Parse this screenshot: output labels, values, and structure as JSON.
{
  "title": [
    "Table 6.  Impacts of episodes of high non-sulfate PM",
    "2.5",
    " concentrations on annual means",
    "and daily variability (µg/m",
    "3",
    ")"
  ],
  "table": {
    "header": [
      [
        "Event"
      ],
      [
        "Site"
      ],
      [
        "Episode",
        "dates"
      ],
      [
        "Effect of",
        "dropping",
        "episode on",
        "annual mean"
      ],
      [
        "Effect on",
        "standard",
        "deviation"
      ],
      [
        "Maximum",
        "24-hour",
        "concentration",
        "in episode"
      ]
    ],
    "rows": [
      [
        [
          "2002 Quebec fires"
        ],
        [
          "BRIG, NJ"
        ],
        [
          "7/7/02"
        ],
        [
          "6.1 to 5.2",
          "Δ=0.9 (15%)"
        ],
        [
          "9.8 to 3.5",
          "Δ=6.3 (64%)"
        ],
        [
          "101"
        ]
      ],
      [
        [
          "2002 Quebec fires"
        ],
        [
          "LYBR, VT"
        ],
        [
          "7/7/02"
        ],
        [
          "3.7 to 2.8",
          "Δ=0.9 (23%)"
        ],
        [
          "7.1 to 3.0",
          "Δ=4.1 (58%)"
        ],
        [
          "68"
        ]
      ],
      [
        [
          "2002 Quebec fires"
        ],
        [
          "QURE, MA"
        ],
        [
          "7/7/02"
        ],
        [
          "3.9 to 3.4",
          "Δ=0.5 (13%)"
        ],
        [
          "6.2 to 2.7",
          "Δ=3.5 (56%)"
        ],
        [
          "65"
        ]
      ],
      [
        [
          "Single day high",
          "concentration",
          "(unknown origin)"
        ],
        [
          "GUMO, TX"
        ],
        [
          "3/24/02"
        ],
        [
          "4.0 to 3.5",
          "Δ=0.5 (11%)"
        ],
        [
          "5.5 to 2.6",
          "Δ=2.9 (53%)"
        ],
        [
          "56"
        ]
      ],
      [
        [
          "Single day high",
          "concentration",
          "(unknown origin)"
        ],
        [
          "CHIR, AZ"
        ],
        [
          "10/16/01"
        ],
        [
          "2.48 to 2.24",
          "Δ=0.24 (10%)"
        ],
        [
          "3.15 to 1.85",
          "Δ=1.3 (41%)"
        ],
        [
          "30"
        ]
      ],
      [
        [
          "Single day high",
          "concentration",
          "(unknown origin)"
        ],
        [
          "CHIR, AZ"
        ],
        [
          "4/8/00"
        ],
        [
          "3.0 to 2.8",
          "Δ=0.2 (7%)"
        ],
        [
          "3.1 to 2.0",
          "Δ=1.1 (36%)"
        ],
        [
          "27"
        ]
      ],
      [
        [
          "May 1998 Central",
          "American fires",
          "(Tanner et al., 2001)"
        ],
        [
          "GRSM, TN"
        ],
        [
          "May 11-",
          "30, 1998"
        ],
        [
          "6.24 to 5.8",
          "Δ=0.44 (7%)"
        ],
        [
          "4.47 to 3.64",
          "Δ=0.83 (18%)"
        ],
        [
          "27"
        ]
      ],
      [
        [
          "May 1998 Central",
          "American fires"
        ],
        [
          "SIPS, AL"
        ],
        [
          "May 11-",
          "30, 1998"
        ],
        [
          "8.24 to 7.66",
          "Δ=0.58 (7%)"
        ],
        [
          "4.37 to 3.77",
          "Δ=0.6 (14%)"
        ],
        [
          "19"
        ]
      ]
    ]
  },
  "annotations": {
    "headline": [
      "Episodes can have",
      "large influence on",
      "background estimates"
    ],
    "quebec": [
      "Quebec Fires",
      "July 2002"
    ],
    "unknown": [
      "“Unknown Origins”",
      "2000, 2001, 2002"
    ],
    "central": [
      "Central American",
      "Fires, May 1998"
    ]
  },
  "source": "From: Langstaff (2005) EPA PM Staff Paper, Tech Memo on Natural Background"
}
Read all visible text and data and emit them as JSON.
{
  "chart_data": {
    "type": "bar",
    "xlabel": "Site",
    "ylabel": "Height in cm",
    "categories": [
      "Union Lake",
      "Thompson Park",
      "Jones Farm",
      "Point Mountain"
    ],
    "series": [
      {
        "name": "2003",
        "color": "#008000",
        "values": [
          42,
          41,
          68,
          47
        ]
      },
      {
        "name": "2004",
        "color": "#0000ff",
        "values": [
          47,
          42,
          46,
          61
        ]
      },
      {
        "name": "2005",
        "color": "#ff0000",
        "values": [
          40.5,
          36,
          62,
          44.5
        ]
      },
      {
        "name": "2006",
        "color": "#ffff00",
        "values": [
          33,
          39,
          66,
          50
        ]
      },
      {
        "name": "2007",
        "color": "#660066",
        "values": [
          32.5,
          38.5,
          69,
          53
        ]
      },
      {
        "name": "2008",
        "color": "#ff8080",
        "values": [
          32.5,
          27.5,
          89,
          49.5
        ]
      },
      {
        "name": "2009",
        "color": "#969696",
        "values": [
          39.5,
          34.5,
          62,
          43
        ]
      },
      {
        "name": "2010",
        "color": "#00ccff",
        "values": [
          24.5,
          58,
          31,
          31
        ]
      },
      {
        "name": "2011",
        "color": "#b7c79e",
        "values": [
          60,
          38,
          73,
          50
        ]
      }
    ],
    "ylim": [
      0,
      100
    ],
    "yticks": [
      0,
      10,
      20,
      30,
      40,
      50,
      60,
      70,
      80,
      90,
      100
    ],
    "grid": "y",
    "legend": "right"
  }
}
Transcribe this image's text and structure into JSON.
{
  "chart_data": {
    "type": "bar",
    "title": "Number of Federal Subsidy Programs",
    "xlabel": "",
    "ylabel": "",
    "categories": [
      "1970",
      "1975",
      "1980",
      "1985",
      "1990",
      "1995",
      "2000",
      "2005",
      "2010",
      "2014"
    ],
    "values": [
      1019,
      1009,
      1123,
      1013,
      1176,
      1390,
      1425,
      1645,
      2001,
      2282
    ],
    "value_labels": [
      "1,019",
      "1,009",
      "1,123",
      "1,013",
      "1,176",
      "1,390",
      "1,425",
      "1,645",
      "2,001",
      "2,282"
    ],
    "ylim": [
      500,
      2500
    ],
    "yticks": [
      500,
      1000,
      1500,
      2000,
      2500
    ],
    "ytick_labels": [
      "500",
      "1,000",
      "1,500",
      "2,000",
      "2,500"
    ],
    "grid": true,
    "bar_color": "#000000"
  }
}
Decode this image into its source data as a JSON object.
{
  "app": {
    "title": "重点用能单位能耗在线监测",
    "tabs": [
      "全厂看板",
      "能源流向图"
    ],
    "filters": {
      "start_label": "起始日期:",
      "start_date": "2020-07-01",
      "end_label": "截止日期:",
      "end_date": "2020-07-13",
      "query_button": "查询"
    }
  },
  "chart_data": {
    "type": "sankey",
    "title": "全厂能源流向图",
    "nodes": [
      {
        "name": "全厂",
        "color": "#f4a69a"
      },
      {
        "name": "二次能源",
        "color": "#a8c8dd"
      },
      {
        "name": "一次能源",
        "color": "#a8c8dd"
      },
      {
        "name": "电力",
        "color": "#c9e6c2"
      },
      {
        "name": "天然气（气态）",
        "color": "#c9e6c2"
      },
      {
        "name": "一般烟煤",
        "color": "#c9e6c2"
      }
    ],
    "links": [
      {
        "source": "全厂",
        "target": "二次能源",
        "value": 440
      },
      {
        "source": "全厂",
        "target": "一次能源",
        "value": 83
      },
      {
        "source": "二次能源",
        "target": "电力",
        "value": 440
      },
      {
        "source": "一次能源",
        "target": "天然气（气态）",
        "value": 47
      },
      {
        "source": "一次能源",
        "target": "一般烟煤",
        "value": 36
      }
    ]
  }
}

TASK OBJECTIVE: Print the records above exactly as they appear.

REPLY:
Parse this screenshot: output labels, values, and structure as JSON.
{
  "title": [
    "Table 6.  Impacts of episodes of high non-sulfate PM",
    "2.5",
    " concentrations on annual means",
    "and daily variability (µg/m",
    "3",
    ")"
  ],
  "table": {
    "header": [
      [
        "Event"
      ],
      [
        "Site"
      ],
      [
        "Episode",
        "dates"
      ],
      [
        "Effect of",
        "dropping",
        "episode on",
        "annual mean"
      ],
      [
        "Effect on",
        "standard",
        "deviation"
      ],
      [
        "Maximum",
        "24-hour",
        "concentration",
        "in episode"
      ]
    ],
    "rows": [
      [
        [
          "2002 Quebec fires"
        ],
        [
          "BRIG, NJ"
        ],
        [
          "7/7/02"
        ],
        [
          "6.1 to 5.2",
          "Δ=0.9 (15%)"
        ],
        [
          "9.8 to 3.5",
          "Δ=6.3 (64%)"
        ],
        [
          "101"
        ]
      ],
      [
        [
          "2002 Quebec fires"
        ],
        [
          "LYBR, VT"
        ],
        [
          "7/7/02"
        ],
        [
          "3.7 to 2.8",
          "Δ=0.9 (23%)"
        ],
        [
          "7.1 to 3.0",
          "Δ=4.1 (58%)"
        ],
        [
          "68"
        ]
      ],
      [
        [
          "2002 Quebec fires"
        ],
        [
          "QURE, MA"
        ],
        [
          "7/7/02"
        ],
        [
          "3.9 to 3.4",
          "Δ=0.5 (13%)"
        ],
        [
          "6.2 to 2.7",
          "Δ=3.5 (56%)"
        ],
        [
          "65"
        ]
      ],
      [
        [
          "Single day high",
          "concentration",
          "(unknown origin)"
        ],
        [
          "GUMO, TX"
        ],
        [
          "3/24/02"
        ],
        [
          "4.0 to 3.5",
          "Δ=0.5 (11%)"
        ],
        [
          "5.5 to 2.6",
          "Δ=2.9 (53%)"
        ],
        [
          "56"
        ]
      ],
      [
        [
          "Single day high",
          "concentration",
          "(unknown origin)"
        ],
        [
          "CHIR, AZ"
        ],
        [
          "10/16/01"
        ],
        [
          "2.48 to 2.24",
          "Δ=0.24 (10%)"
        ],
        [
          "3.15 to 1.85",
          "Δ=1.3 (41%)"
        ],
        [
          "30"
        ]
      ],
      [
        [
          "Single day high",
          "concentration",
          "(unknown origin)"
        ],
        [
          "CHIR, AZ"
        ],
        [
          "4/8/00"
        ],
        [
          "3.0 to 2.8",
          "Δ=0.2 (7%)"
        ],
        [
          "3.1 to 2.0",
          "Δ=1.1 (36%)"
        ],
        [
          "27"
        ]
      ],
      [
        [
          "May 1998 Central",
          "American fires",
          "(Tanner et al., 2001)"
        ],
        [
          "GRSM, TN"
        ],
        [
          "May 11-",
          "30, 1998"
        ],
        [
          "6.24 to 5.8",
          "Δ=0.44 (7%)"
        ],
        [
          "4.47 to 3.64",
          "Δ=0.83 (18%)"
        ],
        [
          "27"
        ]
      ],
      [
        [
          "May 1998 Central",
          "American fires"
        ],
        [
          "SIPS, AL"
        ],
        [
          "May 11-",
          "30, 1998"
        ],
        [
          "8.24 to 7.66",
          "Δ=0.58 (7%)"
        ],
        [
          "4.37 to 3.77",
          "Δ=0.6 (14%)"
        ],
        [
          "19"
        ]
      ]
    ]
  },
  "annotations": {
    "headline": [
      "Episodes can have",
      "large influence on",
      "background estimates"
    ],
    "quebec": [
      "Quebec Fires",
      "July 2002"
    ],
    "unknown": [
      "“Unknown Origins”",
      "2000, 2001, 2002"
    ],
    "central": [
      "Central American",
      "Fires, May 1998"
    ]
  },
  "source": "From: Langstaff (2005) EPA PM Staff Paper, Tech Memo on Natural Background"
}
Read all visible text and data and emit them as JSON.
{
  "chart_data": {
    "type": "bar",
    "xlabel": "Site",
    "ylabel": "Height in cm",
    "categories": [
      "Union Lake",
      "Thompson Park",
      "Jones Farm",
      "Point Mountain"
    ],
    "series": [
      {
        "name": "2003",
        "color": "#008000",
        "values": [
          42,
          41,
          68,
          47
        ]
      },
      {
        "name": "2004",
        "color": "#0000ff",
        "values": [
          47,
          42,
          46,
          61
        ]
      },
      {
        "name": "2005",
        "color": "#ff0000",
        "values": [
          40.5,
          36,
          62,
          44.5
        ]
      },
      {
        "name": "2006",
        "color": "#ffff00",
        "values": [
          33,
          39,
          66,
          50
        ]
      },
      {
        "name": "2007",
        "color": "#660066",
        "values": [
          32.5,
          38.5,
          69,
          53
        ]
      },
      {
        "name": "2008",
        "color": "#ff8080",
        "values": [
          32.5,
          27.5,
          89,
          49.5
        ]
      },
      {
        "name": "2009",
        "color": "#969696",
        "values": [
          39.5,
          34.5,
          62,
          43
        ]
      },
      {
        "name": "2010",
        "color": "#00ccff",
        "values": [
          24.5,
          58,
          31,
          31
        ]
      },
      {
        "name": "2011",
        "color": "#b7c79e",
        "values": [
          60,
          38,
          73,
          50
        ]
      }
    ],
    "ylim": [
      0,
      100
    ],
    "yticks": [
      0,
      10,
      20,
      30,
      40,
      50,
      60,
      70,
      80,
      90,
      100
    ],
    "grid": "y",
    "legend": "right"
  }
}
Transcribe this image's text and structure into JSON.
{
  "chart_data": {
    "type": "bar",
    "title": "Number of Federal Subsidy Programs",
    "xlabel": "",
    "ylabel": "",
    "categories": [
      "1970",
      "1975",
      "1980",
      "1985",
      "1990",
      "1995",
      "2000",
      "2005",
      "2010",
      "2014"
    ],
    "values": [
      1019,
      1009,
      1123,
      1013,
      1176,
      1390,
      1425,
      1645,
      2001,
      2282
    ],
    "value_labels": [
      "1,019",
      "1,009",
      "1,123",
      "1,013",
      "1,176",
      "1,390",
      "1,425",
      "1,645",
      "2,001",
      "2,282"
    ],
    "ylim": [
      500,
      2500
    ],
    "yticks": [
      500,
      1000,
      1500,
      2000,
      2500
    ],
    "ytick_labels": [
      "500",
      "1,000",
      "1,500",
      "2,000",
      "2,500"
    ],
    "grid": true,
    "bar_color": "#000000"
  }
}
Decode this image into its source data as a JSON object.
{
  "app": {
    "title": "重点用能单位能耗在线监测",
    "tabs": [
      "全厂看板",
      "能源流向图"
    ],
    "filters": {
      "start_label": "起始日期:",
      "start_date": "2020-07-01",
      "end_label": "截止日期:",
      "end_date": "2020-07-13",
      "query_button": "查询"
    }
  },
  "chart_data": {
    "type": "sankey",
    "title": "全厂能源流向图",
    "nodes": [
      {
        "name": "全厂",
        "color": "#f4a69a"
      },
      {
        "name": "二次能源",
        "color": "#a8c8dd"
      },
      {
        "name": "一次能源",
        "color": "#a8c8dd"
      },
      {
        "name": "电力",
        "color": "#c9e6c2"
      },
      {
        "name": "天然气（气态）",
        "color": "#c9e6c2"
      },
      {
        "name": "一般烟煤",
        "color": "#c9e6c2"
      }
    ],
    "links": [
      {
        "source": "全厂",
        "target": "二次能源",
        "value": 440
      },
      {
        "source": "全厂",
        "target": "一次能源",
        "value": 83
      },
      {
        "source": "二次能源",
        "target": "电力",
        "value": 440
      },
      {
        "source": "一次能源",
        "target": "天然气（气态）",
        "value": 47
      },
      {
        "source": "一次能源",
        "target": "一般烟煤",
        "value": 36
      }
    ]
  }
}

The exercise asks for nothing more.